● What is required
Return all lines in the material below that contain "JSON".
------ Material to process
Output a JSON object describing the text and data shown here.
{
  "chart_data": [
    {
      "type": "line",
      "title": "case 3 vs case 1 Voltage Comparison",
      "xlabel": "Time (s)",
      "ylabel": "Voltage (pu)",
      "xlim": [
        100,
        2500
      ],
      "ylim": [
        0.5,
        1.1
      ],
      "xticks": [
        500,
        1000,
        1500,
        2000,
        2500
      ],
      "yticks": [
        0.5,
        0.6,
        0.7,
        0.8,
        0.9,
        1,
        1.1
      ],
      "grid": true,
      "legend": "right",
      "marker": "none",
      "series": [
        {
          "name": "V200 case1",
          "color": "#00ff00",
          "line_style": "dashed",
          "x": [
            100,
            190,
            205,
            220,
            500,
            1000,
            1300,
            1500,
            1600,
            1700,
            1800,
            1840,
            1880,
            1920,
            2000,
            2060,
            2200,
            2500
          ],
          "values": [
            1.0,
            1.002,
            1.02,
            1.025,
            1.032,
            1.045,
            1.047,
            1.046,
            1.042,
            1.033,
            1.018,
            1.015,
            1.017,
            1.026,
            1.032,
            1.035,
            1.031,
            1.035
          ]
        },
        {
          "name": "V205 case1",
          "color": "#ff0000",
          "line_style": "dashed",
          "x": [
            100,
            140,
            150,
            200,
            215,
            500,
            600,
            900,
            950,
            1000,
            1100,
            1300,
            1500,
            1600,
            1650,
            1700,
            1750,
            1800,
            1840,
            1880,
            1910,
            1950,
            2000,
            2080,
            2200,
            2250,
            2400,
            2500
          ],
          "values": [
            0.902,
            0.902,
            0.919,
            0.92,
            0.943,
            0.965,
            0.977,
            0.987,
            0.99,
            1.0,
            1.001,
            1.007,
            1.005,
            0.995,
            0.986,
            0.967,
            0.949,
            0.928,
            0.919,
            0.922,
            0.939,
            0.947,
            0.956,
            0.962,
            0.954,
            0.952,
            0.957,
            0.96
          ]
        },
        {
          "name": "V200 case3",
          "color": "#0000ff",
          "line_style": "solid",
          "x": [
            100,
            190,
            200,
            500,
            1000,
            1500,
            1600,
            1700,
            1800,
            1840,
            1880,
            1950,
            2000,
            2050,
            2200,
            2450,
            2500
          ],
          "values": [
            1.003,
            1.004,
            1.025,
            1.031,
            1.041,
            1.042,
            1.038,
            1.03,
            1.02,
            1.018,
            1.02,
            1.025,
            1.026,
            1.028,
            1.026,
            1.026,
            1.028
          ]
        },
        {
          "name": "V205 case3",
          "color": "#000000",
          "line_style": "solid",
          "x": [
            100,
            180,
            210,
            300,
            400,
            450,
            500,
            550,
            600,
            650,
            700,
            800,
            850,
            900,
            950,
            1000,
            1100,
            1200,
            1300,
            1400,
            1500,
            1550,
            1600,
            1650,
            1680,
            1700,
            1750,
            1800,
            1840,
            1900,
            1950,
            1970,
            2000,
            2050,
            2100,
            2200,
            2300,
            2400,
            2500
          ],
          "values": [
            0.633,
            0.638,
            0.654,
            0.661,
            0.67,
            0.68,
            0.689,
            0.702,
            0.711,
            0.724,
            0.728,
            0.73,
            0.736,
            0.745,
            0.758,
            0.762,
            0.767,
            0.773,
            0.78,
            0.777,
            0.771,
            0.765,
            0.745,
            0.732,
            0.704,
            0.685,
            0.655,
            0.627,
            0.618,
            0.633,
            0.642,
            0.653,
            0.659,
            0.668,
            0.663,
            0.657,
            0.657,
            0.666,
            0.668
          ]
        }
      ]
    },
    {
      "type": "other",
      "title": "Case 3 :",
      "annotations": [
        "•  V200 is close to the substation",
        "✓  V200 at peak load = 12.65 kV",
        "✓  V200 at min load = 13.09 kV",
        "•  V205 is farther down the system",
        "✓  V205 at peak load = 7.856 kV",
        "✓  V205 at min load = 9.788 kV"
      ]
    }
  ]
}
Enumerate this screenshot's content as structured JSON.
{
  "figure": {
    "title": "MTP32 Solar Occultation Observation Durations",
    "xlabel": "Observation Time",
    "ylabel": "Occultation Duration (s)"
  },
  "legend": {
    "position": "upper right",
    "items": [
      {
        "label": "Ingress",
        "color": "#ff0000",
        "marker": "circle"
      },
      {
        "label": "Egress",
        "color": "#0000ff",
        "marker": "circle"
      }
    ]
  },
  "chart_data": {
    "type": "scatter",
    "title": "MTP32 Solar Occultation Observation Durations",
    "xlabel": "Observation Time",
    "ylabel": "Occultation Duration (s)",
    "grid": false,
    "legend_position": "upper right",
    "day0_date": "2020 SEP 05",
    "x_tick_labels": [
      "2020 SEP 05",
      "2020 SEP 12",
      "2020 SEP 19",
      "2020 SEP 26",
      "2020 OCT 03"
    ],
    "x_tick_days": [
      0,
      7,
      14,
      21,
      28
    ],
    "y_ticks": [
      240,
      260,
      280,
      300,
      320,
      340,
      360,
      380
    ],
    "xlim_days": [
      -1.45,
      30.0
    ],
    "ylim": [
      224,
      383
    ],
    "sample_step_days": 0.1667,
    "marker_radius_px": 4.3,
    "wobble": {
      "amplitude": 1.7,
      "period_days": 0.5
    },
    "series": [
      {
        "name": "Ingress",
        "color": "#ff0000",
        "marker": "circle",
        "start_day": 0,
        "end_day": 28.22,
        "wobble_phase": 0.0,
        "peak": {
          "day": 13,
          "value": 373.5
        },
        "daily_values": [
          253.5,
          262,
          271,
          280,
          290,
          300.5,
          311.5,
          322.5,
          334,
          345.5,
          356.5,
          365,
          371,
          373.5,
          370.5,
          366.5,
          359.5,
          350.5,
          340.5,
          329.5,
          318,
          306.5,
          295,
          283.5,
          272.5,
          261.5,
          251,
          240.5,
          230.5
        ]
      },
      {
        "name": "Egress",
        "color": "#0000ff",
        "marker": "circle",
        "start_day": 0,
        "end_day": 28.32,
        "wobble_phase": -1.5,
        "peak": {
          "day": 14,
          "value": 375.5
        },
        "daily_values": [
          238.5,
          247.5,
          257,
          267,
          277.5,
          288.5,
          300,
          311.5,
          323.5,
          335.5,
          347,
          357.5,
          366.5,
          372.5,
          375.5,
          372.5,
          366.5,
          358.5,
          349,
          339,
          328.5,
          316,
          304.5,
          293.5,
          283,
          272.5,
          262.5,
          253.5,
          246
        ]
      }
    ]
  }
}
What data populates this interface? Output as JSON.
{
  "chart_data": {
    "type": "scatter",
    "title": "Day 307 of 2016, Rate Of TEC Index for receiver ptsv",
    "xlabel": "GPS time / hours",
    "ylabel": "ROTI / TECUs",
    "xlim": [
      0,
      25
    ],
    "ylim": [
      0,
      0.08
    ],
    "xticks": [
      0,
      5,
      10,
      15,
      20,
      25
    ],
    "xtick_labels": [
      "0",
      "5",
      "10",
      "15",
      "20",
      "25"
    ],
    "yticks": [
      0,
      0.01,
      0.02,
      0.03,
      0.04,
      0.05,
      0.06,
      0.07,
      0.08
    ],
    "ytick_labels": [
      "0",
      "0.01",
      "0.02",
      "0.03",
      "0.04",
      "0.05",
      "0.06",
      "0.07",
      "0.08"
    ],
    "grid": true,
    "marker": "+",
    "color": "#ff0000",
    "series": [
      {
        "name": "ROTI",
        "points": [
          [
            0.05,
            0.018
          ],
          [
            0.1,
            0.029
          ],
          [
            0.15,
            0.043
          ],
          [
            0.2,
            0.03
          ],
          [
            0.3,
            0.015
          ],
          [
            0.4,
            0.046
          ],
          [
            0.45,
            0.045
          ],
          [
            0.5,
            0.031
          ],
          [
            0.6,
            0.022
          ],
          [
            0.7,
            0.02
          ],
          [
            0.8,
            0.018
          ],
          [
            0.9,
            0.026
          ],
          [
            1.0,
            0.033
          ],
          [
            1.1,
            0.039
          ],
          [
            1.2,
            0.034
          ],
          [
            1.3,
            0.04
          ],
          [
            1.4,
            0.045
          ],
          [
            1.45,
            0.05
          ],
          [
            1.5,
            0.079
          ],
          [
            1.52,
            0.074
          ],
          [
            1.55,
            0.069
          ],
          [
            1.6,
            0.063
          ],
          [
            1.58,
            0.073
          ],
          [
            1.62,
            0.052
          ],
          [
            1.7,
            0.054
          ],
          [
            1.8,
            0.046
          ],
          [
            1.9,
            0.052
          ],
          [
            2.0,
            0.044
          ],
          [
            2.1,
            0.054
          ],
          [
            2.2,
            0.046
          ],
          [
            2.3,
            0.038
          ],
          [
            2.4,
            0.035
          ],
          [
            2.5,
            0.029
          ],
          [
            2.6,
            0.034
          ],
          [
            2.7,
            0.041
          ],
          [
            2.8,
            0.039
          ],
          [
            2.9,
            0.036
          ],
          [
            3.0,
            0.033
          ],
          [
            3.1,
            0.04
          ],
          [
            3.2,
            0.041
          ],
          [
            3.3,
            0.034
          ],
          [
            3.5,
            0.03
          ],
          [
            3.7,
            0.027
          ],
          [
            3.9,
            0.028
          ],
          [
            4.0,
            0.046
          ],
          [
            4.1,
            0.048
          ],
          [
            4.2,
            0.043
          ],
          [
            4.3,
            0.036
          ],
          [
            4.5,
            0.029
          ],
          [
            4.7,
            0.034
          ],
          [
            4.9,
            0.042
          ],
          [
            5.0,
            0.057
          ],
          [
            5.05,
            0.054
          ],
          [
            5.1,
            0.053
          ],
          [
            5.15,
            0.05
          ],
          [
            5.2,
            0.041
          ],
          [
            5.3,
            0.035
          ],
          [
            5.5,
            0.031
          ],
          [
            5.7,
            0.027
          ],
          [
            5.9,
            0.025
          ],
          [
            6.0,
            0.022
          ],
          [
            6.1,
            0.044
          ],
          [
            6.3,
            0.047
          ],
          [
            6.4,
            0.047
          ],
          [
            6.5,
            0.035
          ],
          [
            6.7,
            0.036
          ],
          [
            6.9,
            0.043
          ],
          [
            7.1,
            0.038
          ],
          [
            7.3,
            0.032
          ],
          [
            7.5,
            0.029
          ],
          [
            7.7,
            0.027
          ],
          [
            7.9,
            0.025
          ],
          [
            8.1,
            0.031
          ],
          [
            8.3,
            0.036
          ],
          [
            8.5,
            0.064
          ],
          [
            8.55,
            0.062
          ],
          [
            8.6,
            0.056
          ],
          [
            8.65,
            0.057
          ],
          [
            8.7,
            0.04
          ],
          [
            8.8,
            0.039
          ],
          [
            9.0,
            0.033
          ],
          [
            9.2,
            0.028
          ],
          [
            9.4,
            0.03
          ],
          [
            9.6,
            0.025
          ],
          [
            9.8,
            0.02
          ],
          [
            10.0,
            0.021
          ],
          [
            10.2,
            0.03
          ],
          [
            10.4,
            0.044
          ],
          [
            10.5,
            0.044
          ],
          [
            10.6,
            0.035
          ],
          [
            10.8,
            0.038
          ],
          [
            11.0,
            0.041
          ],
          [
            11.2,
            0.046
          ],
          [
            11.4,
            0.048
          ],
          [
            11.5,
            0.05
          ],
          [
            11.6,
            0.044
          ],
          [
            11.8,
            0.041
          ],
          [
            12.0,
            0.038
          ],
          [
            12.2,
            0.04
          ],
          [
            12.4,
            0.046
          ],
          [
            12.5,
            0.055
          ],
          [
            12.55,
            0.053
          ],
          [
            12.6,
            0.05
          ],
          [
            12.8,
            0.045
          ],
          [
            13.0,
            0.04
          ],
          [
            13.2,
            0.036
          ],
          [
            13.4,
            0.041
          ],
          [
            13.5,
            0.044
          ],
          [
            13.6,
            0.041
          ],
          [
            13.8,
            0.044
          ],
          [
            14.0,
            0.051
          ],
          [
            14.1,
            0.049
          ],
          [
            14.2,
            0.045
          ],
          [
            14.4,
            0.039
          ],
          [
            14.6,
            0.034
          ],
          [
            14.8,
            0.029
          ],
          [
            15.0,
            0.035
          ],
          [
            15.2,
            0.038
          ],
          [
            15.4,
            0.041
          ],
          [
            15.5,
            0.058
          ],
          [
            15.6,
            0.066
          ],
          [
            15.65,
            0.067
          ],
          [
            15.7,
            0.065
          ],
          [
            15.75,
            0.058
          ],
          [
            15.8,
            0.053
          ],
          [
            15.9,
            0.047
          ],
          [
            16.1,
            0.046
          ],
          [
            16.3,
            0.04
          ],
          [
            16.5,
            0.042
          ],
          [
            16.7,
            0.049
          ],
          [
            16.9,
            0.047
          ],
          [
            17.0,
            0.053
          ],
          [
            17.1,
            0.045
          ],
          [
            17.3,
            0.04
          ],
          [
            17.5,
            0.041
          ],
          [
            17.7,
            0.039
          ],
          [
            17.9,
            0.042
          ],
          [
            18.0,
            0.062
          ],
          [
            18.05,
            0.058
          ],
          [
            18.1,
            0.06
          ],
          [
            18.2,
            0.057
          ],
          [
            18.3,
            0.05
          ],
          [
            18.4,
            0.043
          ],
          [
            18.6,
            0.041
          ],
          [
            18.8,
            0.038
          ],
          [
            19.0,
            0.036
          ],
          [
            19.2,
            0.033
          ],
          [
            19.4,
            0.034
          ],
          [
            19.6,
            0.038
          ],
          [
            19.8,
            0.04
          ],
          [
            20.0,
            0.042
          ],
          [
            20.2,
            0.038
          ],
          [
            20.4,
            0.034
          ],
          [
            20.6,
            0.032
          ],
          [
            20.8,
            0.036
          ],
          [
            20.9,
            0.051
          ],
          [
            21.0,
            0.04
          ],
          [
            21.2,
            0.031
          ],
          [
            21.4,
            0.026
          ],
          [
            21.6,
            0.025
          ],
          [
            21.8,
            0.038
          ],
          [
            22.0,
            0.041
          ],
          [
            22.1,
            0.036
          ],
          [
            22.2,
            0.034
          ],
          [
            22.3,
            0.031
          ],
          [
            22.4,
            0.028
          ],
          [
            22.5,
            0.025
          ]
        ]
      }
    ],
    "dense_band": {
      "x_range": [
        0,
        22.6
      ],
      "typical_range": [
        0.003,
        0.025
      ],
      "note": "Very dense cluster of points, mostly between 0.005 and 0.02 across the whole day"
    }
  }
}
------------
● Correct answer
Output a JSON object describing the text and data shown here.
Enumerate this screenshot's content as structured JSON.
What data populates this interface? Output as JSON.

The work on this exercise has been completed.